▶ Goal
Repeat the entries that follow verbatim, without any of their pictures.

▶ Supplied records
--------------------------------

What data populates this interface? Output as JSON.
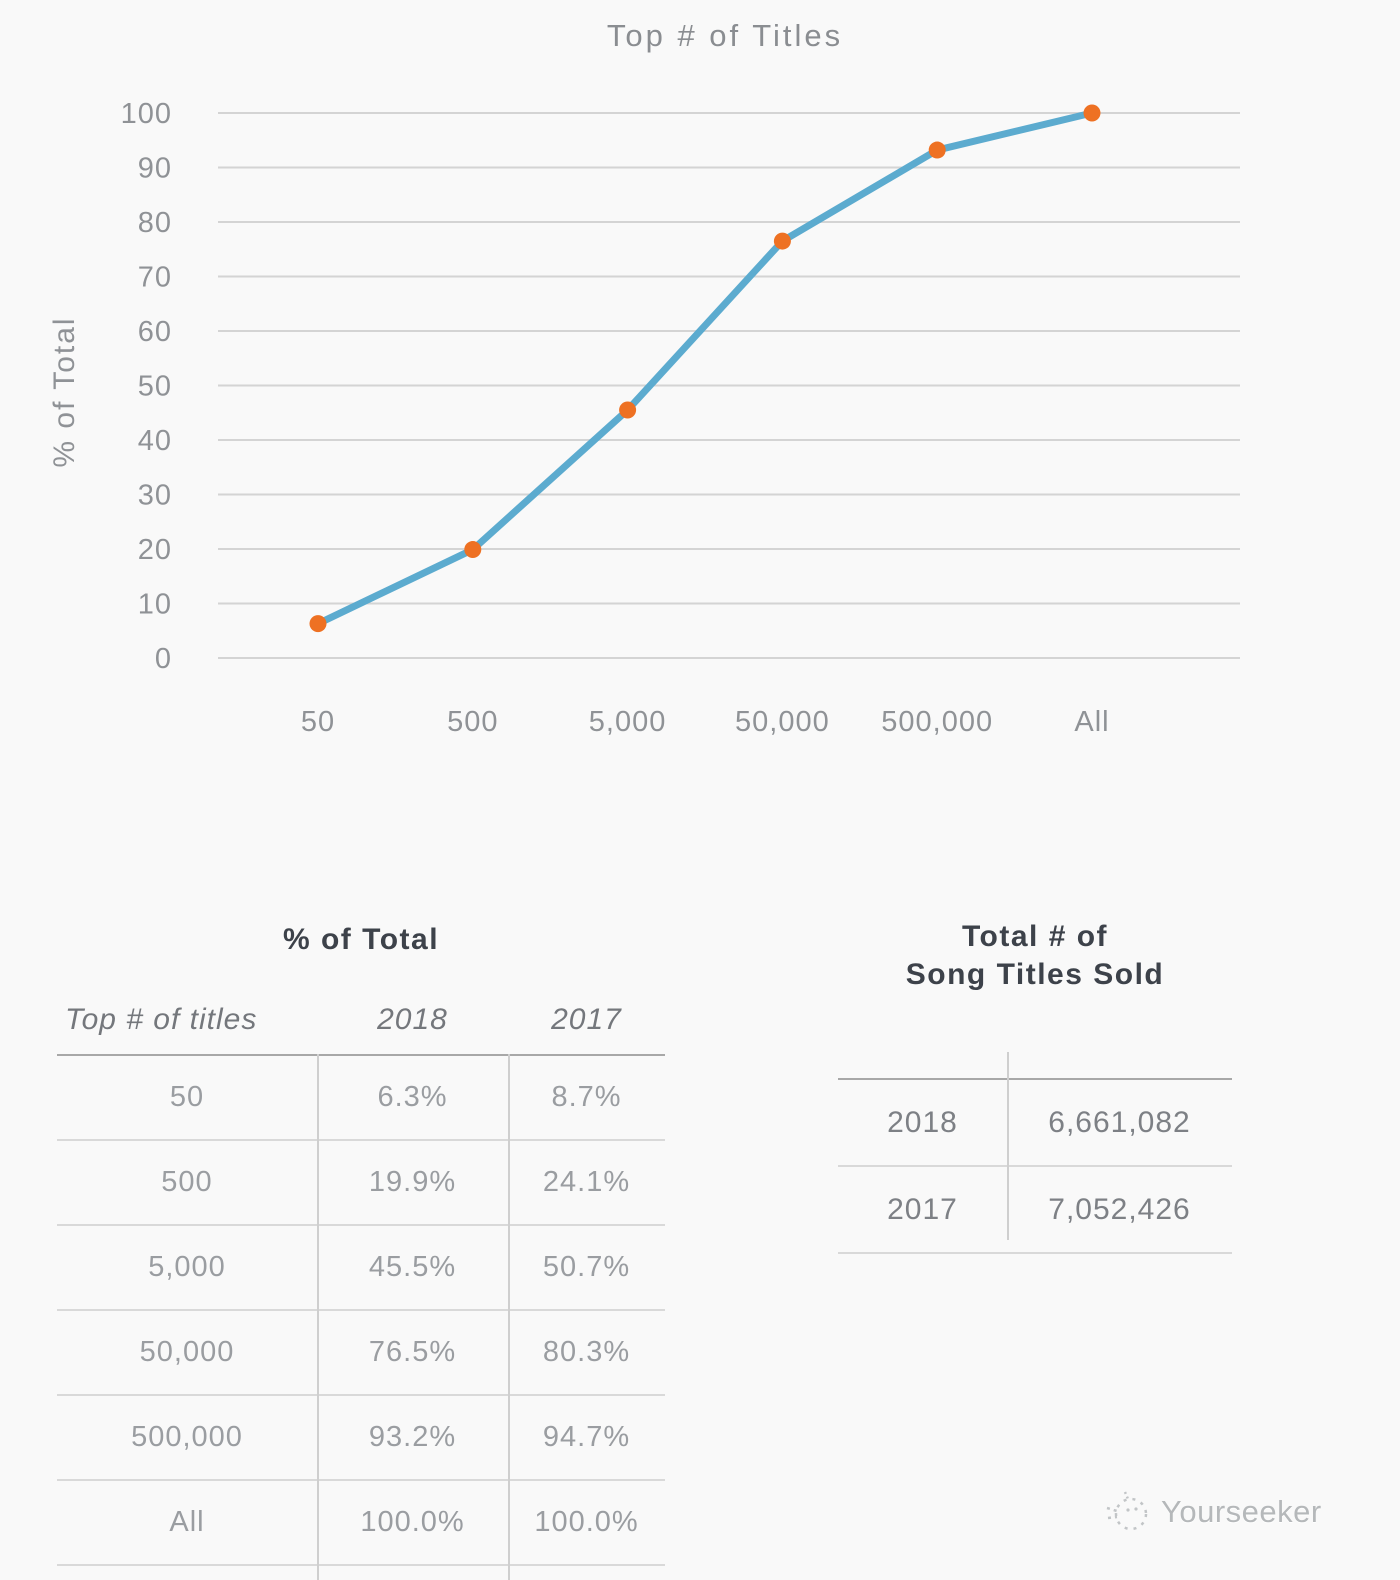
{
  "colors": {
    "line": "#5cabcf",
    "marker": "#ee7123",
    "grid": "#d4d4d4",
    "axis_text": "#8f9296",
    "chart_title_text": "#8a8d91",
    "heading_text": "#3d424a",
    "table_text": "#9a9da1",
    "watermark_gray": "#c2c5c7"
  },
  "chart_data": {
    "type": "line",
    "title": "Top # of Titles",
    "ylabel": "% of Total",
    "xlabel": "",
    "categories": [
      "50",
      "500",
      "5,000",
      "50,000",
      "500,000",
      "All"
    ],
    "series": [
      {
        "name": "2018",
        "values": [
          6.3,
          19.9,
          45.5,
          76.5,
          93.2,
          100.0
        ]
      }
    ],
    "ylim": [
      0,
      100
    ],
    "yticks": [
      0,
      10,
      20,
      30,
      40,
      50,
      60,
      70,
      80,
      90,
      100
    ],
    "grid": true,
    "legend": false,
    "marker_shape": "circle"
  },
  "left_table": {
    "title": "% of Total",
    "columns": [
      "Top # of titles",
      "2018",
      "2017"
    ],
    "rows": [
      [
        "50",
        "6.3%",
        "8.7%"
      ],
      [
        "500",
        "19.9%",
        "24.1%"
      ],
      [
        "5,000",
        "45.5%",
        "50.7%"
      ],
      [
        "50,000",
        "76.5%",
        "80.3%"
      ],
      [
        "500,000",
        "93.2%",
        "94.7%"
      ],
      [
        "All",
        "100.0%",
        "100.0%"
      ]
    ]
  },
  "right_table": {
    "title_line1": "Total # of",
    "title_line2": "Song Titles Sold",
    "rows": [
      [
        "2018",
        "6,661,082"
      ],
      [
        "2017",
        "7,052,426"
      ]
    ]
  },
  "watermark": {
    "label": "Yourseeker"
  }
}
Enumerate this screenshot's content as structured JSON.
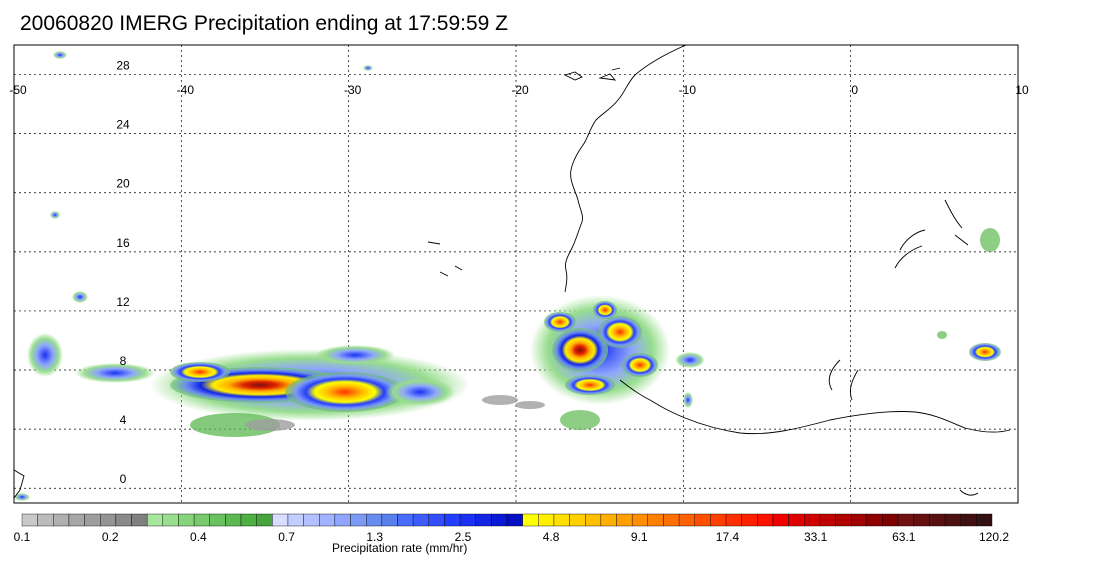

--------------------------------

▶ Final answer
What data populates this interface? Output as JSON.
{
  "colors": {
    "line": "#5cabcf",
    "marker": "#ee7123",
    "grid": "#d4d4d4",
    "axis_text": "#8f9296",
    "chart_title_text": "#8a8d91",
    "heading_text": "#3d424a",
    "table_text": "#9a9da1",
    "watermark_gray": "#c2c5c7"
  },
  "chart_data": {
    "type": "line",
    "title": "Top # of Titles",
    "ylabel": "% of Total",
    "xlabel": "",
    "categories": [
      "50",
      "500",
      "5,000",
      "50,000",
      "500,000",
      "All"
    ],
    "series": [
      {
        "name": "2018",
        "values": [
          6.3,
          19.9,
          45.5,
          76.5,
          93.2,
          100.0
        ]
      }
    ],
    "ylim": [
      0,
      100
    ],
    "yticks": [
      0,
      10,
      20,
      30,
      40,
      50,
      60,
      70,
      80,
      90,
      100
    ],
    "grid": true,
    "legend": false,
    "marker_shape": "circle"
  },
  "left_table": {
    "title": "% of Total",
    "columns": [
      "Top # of titles",
      "2018",
      "2017"
    ],
    "rows": [
      [
        "50",
        "6.3%",
        "8.7%"
      ],
      [
        "500",
        "19.9%",
        "24.1%"
      ],
      [
        "5,000",
        "45.5%",
        "50.7%"
      ],
      [
        "50,000",
        "76.5%",
        "80.3%"
      ],
      [
        "500,000",
        "93.2%",
        "94.7%"
      ],
      [
        "All",
        "100.0%",
        "100.0%"
      ]
    ]
  },
  "right_table": {
    "title_line1": "Total # of",
    "title_line2": "Song Titles Sold",
    "rows": [
      [
        "2018",
        "6,661,082"
      ],
      [
        "2017",
        "7,052,426"
      ]
    ]
  },
  "watermark": {
    "label": "Yourseeker"
  }
}
Enumerate this screenshot's content as structured JSON.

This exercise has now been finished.